··· AVAILABLE DATA ···
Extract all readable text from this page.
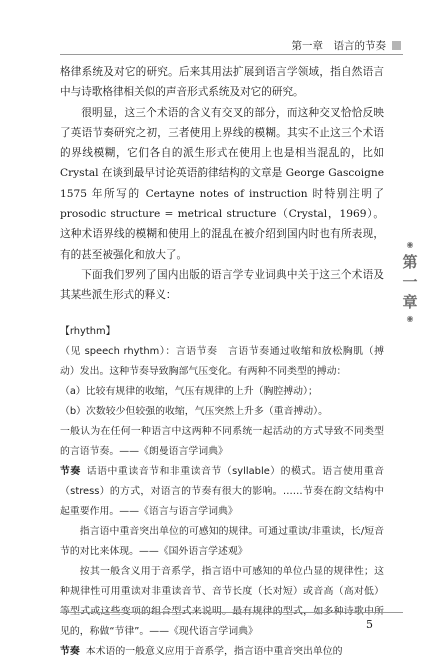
第一章　语言的节奏

格律系统及对它的研究。后来其用法扩展到语言学领域，指自然语言中与诗歌格律相关似的声音形式系统及对它的研究。

很明显，这三个术语的含义有交叉的部分，而这种交叉恰恰反映了英语节奏研究之初，三者使用上界线的模糊。其实不止这三个术语的界线模糊，它们各自的派生形式在使用上也是相当混乱的，比如 Crystal 在谈到最早讨论英语韵律结构的文章是 George Gascoigne 1575 年所写的 Certayne notes of instruction 时特别注明了 prosodic structure = metrical structure（Crystal，1969）。这种术语界线的模糊和使用上的混乱在被介绍到国内时也有所表现，有的甚至被强化和放大了。

下面我们罗列了国内出版的语言学专业词典中关于这三个术语及其某些派生形式的释义：

【rhythm】

（见 speech rhythm）：言语节奏　言语节奏通过收缩和放松胸肌（搏动）发出。这种节奏导致胸部气压变化。有两种不同类型的搏动：

（a）比较有规律的收缩，气压有规律的上升（胸腔搏动）；

（b）次数较少但较强的收缩，气压突然上升多（重音搏动）。

一般认为在任何一种语言中这两种不同系统一起活动的方式导致不同类型的言语节奏。——《朗曼语言学词典》

节奏 话语中重读音节和非重读音节（syllable）的模式。语言使用重音（stress）的方式，对语言的节奏有很大的影响。……节奏在韵文结构中起重要作用。——《语言与语言学词典》

指言语中重音突出单位的可感知的规律。可通过重读/非重读，长/短音节的对比来体现。——《国外语言学述观》

按其一般含义用于音系学，指言语中可感知的单位凸显的规律性；这种规律性可用重读对非重读音节、音节长度（长对短）或音高（高对低） 见的，称做“节律”。——《现代语言学词典》

节奏 本术语的一般意义应用于音系学，指言语中重音突出单位的

◉
第
一
章
◉
5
···
§ **TASK BRIEF**
Repeat the material above word for word and skip every image in it.

§ **OUTPUT**
Extract all readable text from this page.
第一章　语言的节奏

格律系统及对它的研究。后来其用法扩展到语言学领域，指自然语言中与诗歌格律相关似的声音形式系统及对它的研究。

很明显，这三个术语的含义有交叉的部分，而这种交叉恰恰反映了英语节奏研究之初，三者使用上界线的模糊。其实不止这三个术语的界线模糊，它们各自的派生形式在使用上也是相当混乱的，比如 Crystal 在谈到最早讨论英语韵律结构的文章是 George Gascoigne 1575 年所写的 Certayne notes of instruction 时特别注明了 prosodic structure = metrical structure（Crystal，1969）。这种术语界线的模糊和使用上的混乱在被介绍到国内时也有所表现，有的甚至被强化和放大了。

下面我们罗列了国内出版的语言学专业词典中关于这三个术语及其某些派生形式的释义：

【rhythm】

（见 speech rhythm）：言语节奏　言语节奏通过收缩和放松胸肌（搏动）发出。这种节奏导致胸部气压变化。有两种不同类型的搏动：

（a）比较有规律的收缩，气压有规律的上升（胸腔搏动）；

（b）次数较少但较强的收缩，气压突然上升多（重音搏动）。

一般认为在任何一种语言中这两种不同系统一起活动的方式导致不同类型的言语节奏。——《朗曼语言学词典》

节奏 话语中重读音节和非重读音节（syllable）的模式。语言使用重音（stress）的方式，对语言的节奏有很大的影响。……节奏在韵文结构中起重要作用。——《语言与语言学词典》

指言语中重音突出单位的可感知的规律。可通过重读/非重读，长/短音节的对比来体现。——《国外语言学述观》

按其一般含义用于音系学，指言语中可感知的单位凸显的规律性；这种规律性可用重读对非重读音节、音节长度（长对短）或音高（高对低） 见的，称做“节律”。——《现代语言学词典》

节奏 本术语的一般意义应用于音系学，指言语中重音突出单位的

◉
第
一
章
◉
5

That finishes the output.